═══ Dataset rows ═══
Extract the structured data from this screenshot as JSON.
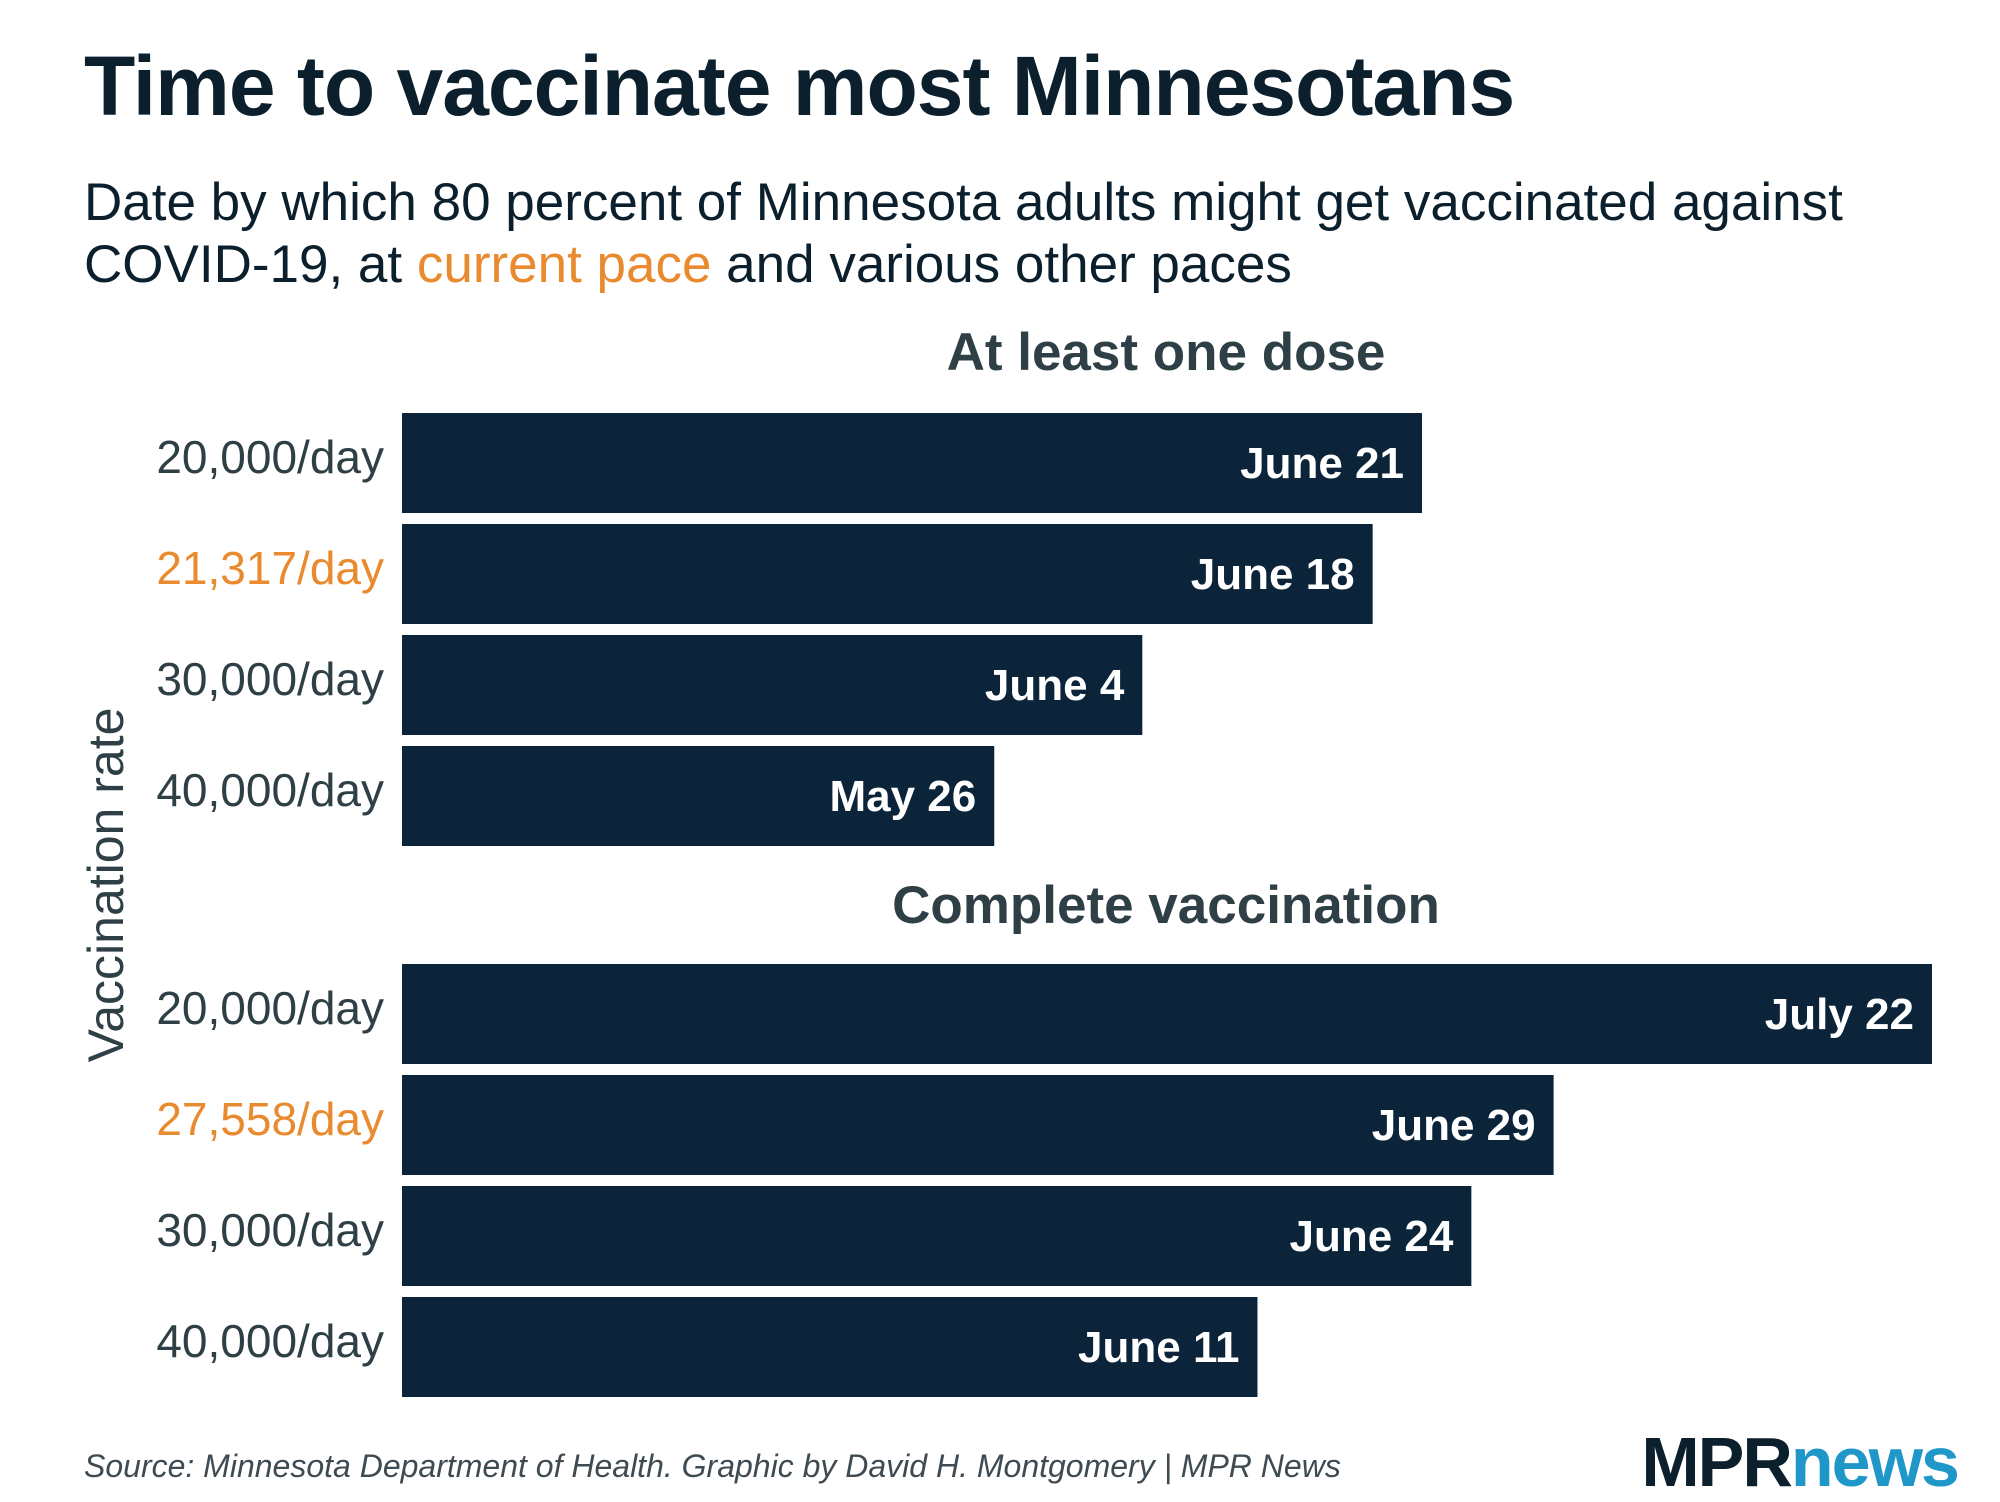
{
  "title": "Time to vaccinate most Minnesotans",
  "subtitle": {
    "prefix": "Date by which 80 percent of Minnesota adults might get vaccinated against COVID-19, at ",
    "highlight": "current pace",
    "suffix": " and various other paces"
  },
  "source": "Source: Minnesota Department of Health. Graphic by David H. Montgomery | MPR News",
  "logo": {
    "part1": "MPR",
    "part2": "news"
  },
  "colors": {
    "bar": "#0b243a",
    "bar_label": "#ffffff",
    "category_label": "#2f3f46",
    "current_pace": "#ea8a2f",
    "logo_mpr": "#0b1f2c",
    "logo_news": "#1f97c9"
  },
  "chart_data": {
    "type": "bar",
    "orientation": "horizontal",
    "y_axis_label": "Vaccination rate",
    "x_unit": "date",
    "x_domain": [
      "2021-04-20",
      "2021-07-22"
    ],
    "panels": [
      {
        "title": "At least one dose",
        "bars": [
          {
            "category": "20,000/day",
            "value": "2021-06-21",
            "label": "June 21",
            "current_pace": false
          },
          {
            "category": "21,317/day",
            "value": "2021-06-18",
            "label": "June 18",
            "current_pace": true
          },
          {
            "category": "30,000/day",
            "value": "2021-06-04",
            "label": "June 4",
            "current_pace": false
          },
          {
            "category": "40,000/day",
            "value": "2021-05-26",
            "label": "May 26",
            "current_pace": false
          }
        ]
      },
      {
        "title": "Complete vaccination",
        "bars": [
          {
            "category": "20,000/day",
            "value": "2021-07-22",
            "label": "July 22",
            "current_pace": false
          },
          {
            "category": "27,558/day",
            "value": "2021-06-29",
            "label": "June 29",
            "current_pace": true
          },
          {
            "category": "30,000/day",
            "value": "2021-06-24",
            "label": "June 24",
            "current_pace": false
          },
          {
            "category": "40,000/day",
            "value": "2021-06-11",
            "label": "June 11",
            "current_pace": false
          }
        ]
      }
    ]
  }
}
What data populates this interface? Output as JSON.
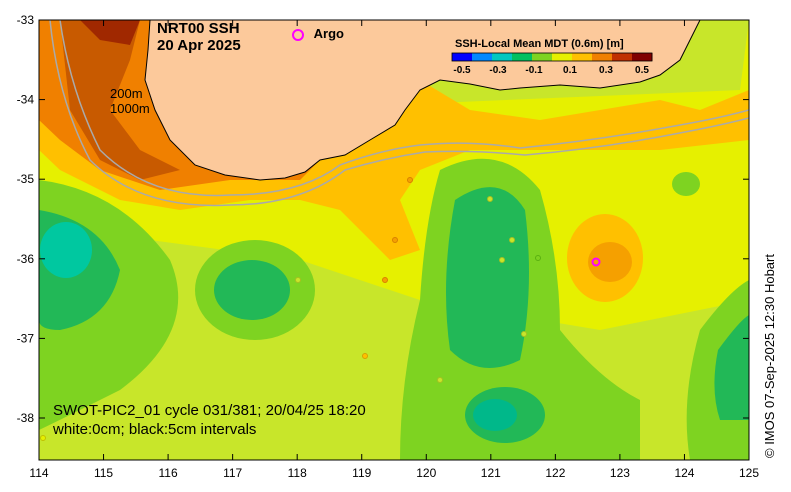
═══
Reproduce each line of the records exactly, and omit every picture.

Extract the structured data from this screenshot as JSON.
{
  "title": "Time to vaccinate most Minnesotans",
  "subtitle": {
    "prefix": "Date by which 80 percent of Minnesota adults might get vaccinated against COVID-19, at ",
    "highlight": "current pace",
    "suffix": " and various other paces"
  },
  "source": "Source: Minnesota Department of Health. Graphic by David H. Montgomery | MPR News",
  "logo": {
    "part1": "MPR",
    "part2": "news"
  },
  "colors": {
    "bar": "#0b243a",
    "bar_label": "#ffffff",
    "category_label": "#2f3f46",
    "current_pace": "#ea8a2f",
    "logo_mpr": "#0b1f2c",
    "logo_news": "#1f97c9"
  },
  "chart_data": {
    "type": "bar",
    "orientation": "horizontal",
    "y_axis_label": "Vaccination rate",
    "x_unit": "date",
    "x_domain": [
      "2021-04-20",
      "2021-07-22"
    ],
    "panels": [
      {
        "title": "At least one dose",
        "bars": [
          {
            "category": "20,000/day",
            "value": "2021-06-21",
            "label": "June 21",
            "current_pace": false
          },
          {
            "category": "21,317/day",
            "value": "2021-06-18",
            "label": "June 18",
            "current_pace": true
          },
          {
            "category": "30,000/day",
            "value": "2021-06-04",
            "label": "June 4",
            "current_pace": false
          },
          {
            "category": "40,000/day",
            "value": "2021-05-26",
            "label": "May 26",
            "current_pace": false
          }
        ]
      },
      {
        "title": "Complete vaccination",
        "bars": [
          {
            "category": "20,000/day",
            "value": "2021-07-22",
            "label": "July 22",
            "current_pace": false
          },
          {
            "category": "27,558/day",
            "value": "2021-06-29",
            "label": "June 29",
            "current_pace": true
          },
          {
            "category": "30,000/day",
            "value": "2021-06-24",
            "label": "June 24",
            "current_pace": false
          },
          {
            "category": "40,000/day",
            "value": "2021-06-11",
            "label": "June 11",
            "current_pace": false
          }
        ]
      }
    ]
  }
}
What data populates this interface? Output as JSON.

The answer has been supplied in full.